Task statement:
Copy all of the data below without changing a single character.

Extracted information:
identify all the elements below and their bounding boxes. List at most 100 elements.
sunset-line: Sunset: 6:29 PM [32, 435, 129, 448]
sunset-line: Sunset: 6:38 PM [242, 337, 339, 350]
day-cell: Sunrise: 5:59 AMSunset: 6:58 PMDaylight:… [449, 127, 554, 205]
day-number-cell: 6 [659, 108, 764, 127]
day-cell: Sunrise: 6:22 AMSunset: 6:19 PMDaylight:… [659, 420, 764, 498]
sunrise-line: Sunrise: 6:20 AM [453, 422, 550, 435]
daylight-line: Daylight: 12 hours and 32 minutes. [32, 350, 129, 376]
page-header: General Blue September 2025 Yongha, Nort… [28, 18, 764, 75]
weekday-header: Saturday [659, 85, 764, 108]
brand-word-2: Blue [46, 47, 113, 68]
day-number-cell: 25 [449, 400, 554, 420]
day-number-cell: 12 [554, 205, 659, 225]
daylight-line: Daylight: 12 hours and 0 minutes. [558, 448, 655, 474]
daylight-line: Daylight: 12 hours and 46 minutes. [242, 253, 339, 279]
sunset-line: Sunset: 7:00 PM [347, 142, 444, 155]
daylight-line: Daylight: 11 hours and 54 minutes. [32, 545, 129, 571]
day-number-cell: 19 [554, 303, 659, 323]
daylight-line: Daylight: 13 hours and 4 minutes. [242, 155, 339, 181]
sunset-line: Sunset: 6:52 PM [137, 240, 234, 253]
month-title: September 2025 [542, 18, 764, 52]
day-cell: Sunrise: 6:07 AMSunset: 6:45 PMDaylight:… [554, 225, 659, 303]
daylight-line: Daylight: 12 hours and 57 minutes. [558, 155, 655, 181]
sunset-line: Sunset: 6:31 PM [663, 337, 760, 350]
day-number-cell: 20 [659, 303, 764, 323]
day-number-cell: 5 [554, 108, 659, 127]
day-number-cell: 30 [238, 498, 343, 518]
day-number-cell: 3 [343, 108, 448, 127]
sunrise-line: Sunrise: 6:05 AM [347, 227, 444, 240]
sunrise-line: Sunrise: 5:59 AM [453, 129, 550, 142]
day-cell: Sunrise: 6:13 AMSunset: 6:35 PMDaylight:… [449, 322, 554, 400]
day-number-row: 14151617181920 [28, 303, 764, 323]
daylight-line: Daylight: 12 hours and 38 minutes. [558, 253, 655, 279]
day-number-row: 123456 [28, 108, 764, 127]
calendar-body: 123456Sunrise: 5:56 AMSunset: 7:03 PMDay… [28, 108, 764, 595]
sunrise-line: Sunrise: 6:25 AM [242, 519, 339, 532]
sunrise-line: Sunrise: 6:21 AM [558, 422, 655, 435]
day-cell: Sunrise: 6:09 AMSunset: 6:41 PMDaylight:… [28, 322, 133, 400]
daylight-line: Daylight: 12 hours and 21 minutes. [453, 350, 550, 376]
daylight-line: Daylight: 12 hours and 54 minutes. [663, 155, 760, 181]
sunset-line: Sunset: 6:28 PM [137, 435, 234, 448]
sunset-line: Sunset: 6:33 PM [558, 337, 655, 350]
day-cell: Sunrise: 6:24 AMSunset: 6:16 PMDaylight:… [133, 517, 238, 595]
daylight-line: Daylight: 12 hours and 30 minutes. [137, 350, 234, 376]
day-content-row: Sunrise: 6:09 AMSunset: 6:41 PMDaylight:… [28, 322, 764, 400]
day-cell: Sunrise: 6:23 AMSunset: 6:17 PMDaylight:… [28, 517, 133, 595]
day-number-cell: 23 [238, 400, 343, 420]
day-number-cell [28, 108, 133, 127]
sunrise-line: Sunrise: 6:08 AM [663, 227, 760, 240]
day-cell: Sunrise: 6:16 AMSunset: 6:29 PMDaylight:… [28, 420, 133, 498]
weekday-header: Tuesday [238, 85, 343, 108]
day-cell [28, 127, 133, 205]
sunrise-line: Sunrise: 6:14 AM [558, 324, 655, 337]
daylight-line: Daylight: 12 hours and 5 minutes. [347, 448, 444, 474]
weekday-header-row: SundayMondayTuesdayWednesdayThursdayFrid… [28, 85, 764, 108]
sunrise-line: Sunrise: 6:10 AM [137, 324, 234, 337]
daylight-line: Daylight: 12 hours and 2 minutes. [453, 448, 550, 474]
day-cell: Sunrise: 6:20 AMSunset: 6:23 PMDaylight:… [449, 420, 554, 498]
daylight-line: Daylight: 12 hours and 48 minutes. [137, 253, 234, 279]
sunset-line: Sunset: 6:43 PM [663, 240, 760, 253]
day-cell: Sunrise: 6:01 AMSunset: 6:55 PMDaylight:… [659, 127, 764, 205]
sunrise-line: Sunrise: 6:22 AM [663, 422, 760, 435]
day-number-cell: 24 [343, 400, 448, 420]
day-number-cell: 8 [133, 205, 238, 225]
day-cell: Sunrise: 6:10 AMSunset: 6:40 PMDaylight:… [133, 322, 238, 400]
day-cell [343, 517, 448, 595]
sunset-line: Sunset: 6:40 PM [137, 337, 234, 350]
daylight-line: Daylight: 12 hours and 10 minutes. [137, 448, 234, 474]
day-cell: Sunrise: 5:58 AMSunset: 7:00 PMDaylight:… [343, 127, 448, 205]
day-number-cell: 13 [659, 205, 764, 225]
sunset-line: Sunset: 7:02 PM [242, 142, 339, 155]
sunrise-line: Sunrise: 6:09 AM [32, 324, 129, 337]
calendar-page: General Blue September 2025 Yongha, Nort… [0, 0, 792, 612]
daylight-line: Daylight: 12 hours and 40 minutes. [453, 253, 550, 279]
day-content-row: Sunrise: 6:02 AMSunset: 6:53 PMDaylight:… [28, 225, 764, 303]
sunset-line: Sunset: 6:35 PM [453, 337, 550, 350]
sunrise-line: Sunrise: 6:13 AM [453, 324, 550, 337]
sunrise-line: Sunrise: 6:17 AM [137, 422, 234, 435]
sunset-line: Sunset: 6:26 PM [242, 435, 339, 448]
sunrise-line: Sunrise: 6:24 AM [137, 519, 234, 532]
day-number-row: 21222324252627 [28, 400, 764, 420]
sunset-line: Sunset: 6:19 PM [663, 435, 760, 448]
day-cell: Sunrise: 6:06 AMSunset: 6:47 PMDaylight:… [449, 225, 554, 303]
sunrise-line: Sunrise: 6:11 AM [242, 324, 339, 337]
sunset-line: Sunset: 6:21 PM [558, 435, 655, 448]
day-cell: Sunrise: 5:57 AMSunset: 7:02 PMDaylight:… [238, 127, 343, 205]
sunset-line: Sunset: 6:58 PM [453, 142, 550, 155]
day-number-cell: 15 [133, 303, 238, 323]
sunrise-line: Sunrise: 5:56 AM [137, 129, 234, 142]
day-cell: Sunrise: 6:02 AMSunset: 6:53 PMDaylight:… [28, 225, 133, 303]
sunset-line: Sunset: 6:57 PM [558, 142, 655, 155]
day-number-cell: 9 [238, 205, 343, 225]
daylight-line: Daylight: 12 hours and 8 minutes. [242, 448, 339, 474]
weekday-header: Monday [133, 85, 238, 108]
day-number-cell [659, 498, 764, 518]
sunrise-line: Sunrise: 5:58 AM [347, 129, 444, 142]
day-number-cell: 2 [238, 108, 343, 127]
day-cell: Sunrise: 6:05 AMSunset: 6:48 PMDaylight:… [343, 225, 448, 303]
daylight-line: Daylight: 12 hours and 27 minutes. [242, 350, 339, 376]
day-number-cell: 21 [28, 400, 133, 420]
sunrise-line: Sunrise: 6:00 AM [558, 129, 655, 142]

Full answer:
identify all the elements below and their bounding boxes. List at most 100 elements.
sunset-line: Sunset: 6:29 PM [32, 435, 129, 448]
sunset-line: Sunset: 6:38 PM [242, 337, 339, 350]
day-cell: Sunrise: 5:59 AMSunset: 6:58 PMDaylight:… [449, 127, 554, 205]
day-number-cell: 6 [659, 108, 764, 127]
day-cell: Sunrise: 6:22 AMSunset: 6:19 PMDaylight:… [659, 420, 764, 498]
sunrise-line: Sunrise: 6:20 AM [453, 422, 550, 435]
daylight-line: Daylight: 12 hours and 32 minutes. [32, 350, 129, 376]
page-header: General Blue September 2025 Yongha, Nort… [28, 18, 764, 75]
weekday-header: Saturday [659, 85, 764, 108]
brand-word-2: Blue [46, 47, 113, 68]
day-number-cell: 25 [449, 400, 554, 420]
day-number-cell: 12 [554, 205, 659, 225]
daylight-line: Daylight: 12 hours and 0 minutes. [558, 448, 655, 474]
daylight-line: Daylight: 12 hours and 46 minutes. [242, 253, 339, 279]
sunset-line: Sunset: 7:00 PM [347, 142, 444, 155]
daylight-line: Daylight: 11 hours and 54 minutes. [32, 545, 129, 571]
day-number-cell: 19 [554, 303, 659, 323]
daylight-line: Daylight: 13 hours and 4 minutes. [242, 155, 339, 181]
sunset-line: Sunset: 6:52 PM [137, 240, 234, 253]
month-title: September 2025 [542, 18, 764, 52]
day-cell: Sunrise: 6:07 AMSunset: 6:45 PMDaylight:… [554, 225, 659, 303]
daylight-line: Daylight: 12 hours and 57 minutes. [558, 155, 655, 181]
sunset-line: Sunset: 6:31 PM [663, 337, 760, 350]
day-number-cell: 20 [659, 303, 764, 323]
day-number-cell: 5 [554, 108, 659, 127]
day-number-cell: 30 [238, 498, 343, 518]
day-number-cell: 3 [343, 108, 448, 127]
sunrise-line: Sunrise: 6:05 AM [347, 227, 444, 240]
sunrise-line: Sunrise: 5:59 AM [453, 129, 550, 142]
day-cell: Sunrise: 6:13 AMSunset: 6:35 PMDaylight:… [449, 322, 554, 400]
day-number-row: 14151617181920 [28, 303, 764, 323]
daylight-line: Daylight: 12 hours and 38 minutes. [558, 253, 655, 279]
day-number-row: 123456 [28, 108, 764, 127]
calendar-body: 123456Sunrise: 5:56 AMSunset: 7:03 PMDay… [28, 108, 764, 595]
sunrise-line: Sunrise: 6:25 AM [242, 519, 339, 532]
sunrise-line: Sunrise: 6:21 AM [558, 422, 655, 435]
day-cell: Sunrise: 6:09 AMSunset: 6:41 PMDaylight:… [28, 322, 133, 400]
daylight-line: Daylight: 12 hours and 21 minutes. [453, 350, 550, 376]
daylight-line: Daylight: 12 hours and 54 minutes. [663, 155, 760, 181]
sunset-line: Sunset: 6:28 PM [137, 435, 234, 448]
sunset-line: Sunset: 6:33 PM [558, 337, 655, 350]
day-cell: Sunrise: 6:24 AMSunset: 6:16 PMDaylight:… [133, 517, 238, 595]
daylight-line: Daylight: 12 hours and 30 minutes. [137, 350, 234, 376]
day-content-row: Sunrise: 6:09 AMSunset: 6:41 PMDaylight:… [28, 322, 764, 400]
day-cell: Sunrise: 6:23 AMSunset: 6:17 PMDaylight:… [28, 517, 133, 595]
day-number-cell: 23 [238, 400, 343, 420]
day-number-cell [28, 108, 133, 127]
sunrise-line: Sunrise: 6:08 AM [663, 227, 760, 240]
day-cell: Sunrise: 6:16 AMSunset: 6:29 PMDaylight:… [28, 420, 133, 498]
weekday-header: Tuesday [238, 85, 343, 108]
day-cell [28, 127, 133, 205]
sunrise-line: Sunrise: 6:14 AM [558, 324, 655, 337]
daylight-line: Daylight: 12 hours and 5 minutes. [347, 448, 444, 474]
weekday-header-row: SundayMondayTuesdayWednesdayThursdayFrid… [28, 85, 764, 108]
sunrise-line: Sunrise: 6:10 AM [137, 324, 234, 337]
daylight-line: Daylight: 12 hours and 2 minutes. [453, 448, 550, 474]
day-cell: Sunrise: 6:20 AMSunset: 6:23 PMDaylight:… [449, 420, 554, 498]
daylight-line: Daylight: 12 hours and 48 minutes. [137, 253, 234, 279]
sunset-line: Sunset: 6:43 PM [663, 240, 760, 253]
day-cell: Sunrise: 6:01 AMSunset: 6:55 PMDaylight:… [659, 127, 764, 205]
sunrise-line: Sunrise: 6:22 AM [663, 422, 760, 435]
day-number-cell: 24 [343, 400, 448, 420]
day-number-cell: 8 [133, 205, 238, 225]
day-cell: Sunrise: 6:10 AMSunset: 6:40 PMDaylight:… [133, 322, 238, 400]
day-cell [343, 517, 448, 595]
sunset-line: Sunset: 6:40 PM [137, 337, 234, 350]
daylight-line: Daylight: 12 hours and 10 minutes. [137, 448, 234, 474]
day-cell: Sunrise: 5:58 AMSunset: 7:00 PMDaylight:… [343, 127, 448, 205]
day-number-cell: 13 [659, 205, 764, 225]
sunset-line: Sunset: 7:02 PM [242, 142, 339, 155]
sunrise-line: Sunrise: 6:09 AM [32, 324, 129, 337]
calendar-page: General Blue September 2025 Yongha, Nort… [0, 0, 792, 612]
daylight-line: Daylight: 12 hours and 40 minutes. [453, 253, 550, 279]
day-content-row: Sunrise: 6:02 AMSunset: 6:53 PMDaylight:… [28, 225, 764, 303]
sunset-line: Sunset: 6:35 PM [453, 337, 550, 350]
sunrise-line: Sunrise: 6:13 AM [453, 324, 550, 337]
sunrise-line: Sunrise: 6:17 AM [137, 422, 234, 435]
sunset-line: Sunset: 6:26 PM [242, 435, 339, 448]
sunrise-line: Sunrise: 6:24 AM [137, 519, 234, 532]
day-number-row: 21222324252627 [28, 400, 764, 420]
sunset-line: Sunset: 6:19 PM [663, 435, 760, 448]
day-cell: Sunrise: 6:06 AMSunset: 6:47 PMDaylight:… [449, 225, 554, 303]
sunrise-line: Sunrise: 6:11 AM [242, 324, 339, 337]
sunset-line: Sunset: 6:21 PM [558, 435, 655, 448]
day-cell: Sunrise: 5:57 AMSunset: 7:02 PMDaylight:… [238, 127, 343, 205]
sunset-line: Sunset: 6:58 PM [453, 142, 550, 155]
day-number-cell: 15 [133, 303, 238, 323]
sunrise-line: Sunrise: 5:56 AM [137, 129, 234, 142]
day-cell: Sunrise: 6:02 AMSunset: 6:53 PMDaylight:… [28, 225, 133, 303]
sunset-line: Sunset: 6:57 PM [558, 142, 655, 155]
day-number-cell: 9 [238, 205, 343, 225]
daylight-line: Daylight: 12 hours and 8 minutes. [242, 448, 339, 474]
weekday-header: Monday [133, 85, 238, 108]
day-number-cell [659, 498, 764, 518]
sunrise-line: Sunrise: 5:58 AM [347, 129, 444, 142]
day-number-cell: 2 [238, 108, 343, 127]
day-cell: Sunrise: 6:05 AMSunset: 6:48 PMDaylight:… [343, 225, 448, 303]
daylight-line: Daylight: 12 hours and 27 minutes. [242, 350, 339, 376]
day-number-cell: 21 [28, 400, 133, 420]
sunrise-line: Sunrise: 6:00 AM [558, 129, 655, 142]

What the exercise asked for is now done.